* BEGIN Entries provided *

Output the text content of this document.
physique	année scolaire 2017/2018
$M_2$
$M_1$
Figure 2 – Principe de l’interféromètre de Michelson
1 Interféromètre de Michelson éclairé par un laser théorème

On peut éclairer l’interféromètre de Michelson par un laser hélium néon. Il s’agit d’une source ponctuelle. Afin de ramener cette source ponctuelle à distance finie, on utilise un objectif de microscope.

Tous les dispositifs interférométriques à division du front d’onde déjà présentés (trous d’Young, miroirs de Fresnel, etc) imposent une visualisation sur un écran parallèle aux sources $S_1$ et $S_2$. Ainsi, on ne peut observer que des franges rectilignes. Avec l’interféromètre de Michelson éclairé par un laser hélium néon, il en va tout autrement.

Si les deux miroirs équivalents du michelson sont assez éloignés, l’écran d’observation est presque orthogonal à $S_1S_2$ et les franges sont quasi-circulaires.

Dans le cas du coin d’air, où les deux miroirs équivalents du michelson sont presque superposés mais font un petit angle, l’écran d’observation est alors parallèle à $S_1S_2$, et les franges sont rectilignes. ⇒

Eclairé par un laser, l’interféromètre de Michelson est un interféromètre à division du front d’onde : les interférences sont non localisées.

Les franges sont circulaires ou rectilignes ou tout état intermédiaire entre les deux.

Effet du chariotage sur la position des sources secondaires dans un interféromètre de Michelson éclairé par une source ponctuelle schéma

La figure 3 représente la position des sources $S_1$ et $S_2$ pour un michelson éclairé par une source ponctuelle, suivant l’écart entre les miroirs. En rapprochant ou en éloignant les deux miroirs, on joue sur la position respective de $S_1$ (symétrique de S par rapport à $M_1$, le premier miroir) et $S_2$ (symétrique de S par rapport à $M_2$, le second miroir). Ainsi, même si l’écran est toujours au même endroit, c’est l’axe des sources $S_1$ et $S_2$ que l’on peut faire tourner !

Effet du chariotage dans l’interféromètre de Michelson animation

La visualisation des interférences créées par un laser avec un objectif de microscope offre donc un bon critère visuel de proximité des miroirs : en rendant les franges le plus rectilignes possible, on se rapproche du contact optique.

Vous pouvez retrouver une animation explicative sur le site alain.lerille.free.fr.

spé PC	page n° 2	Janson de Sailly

* END Entries provided *

## What needs to be done
Looking at the records above, work out how many lines include the word "rectilignes", then give that number by itself.

## Response
4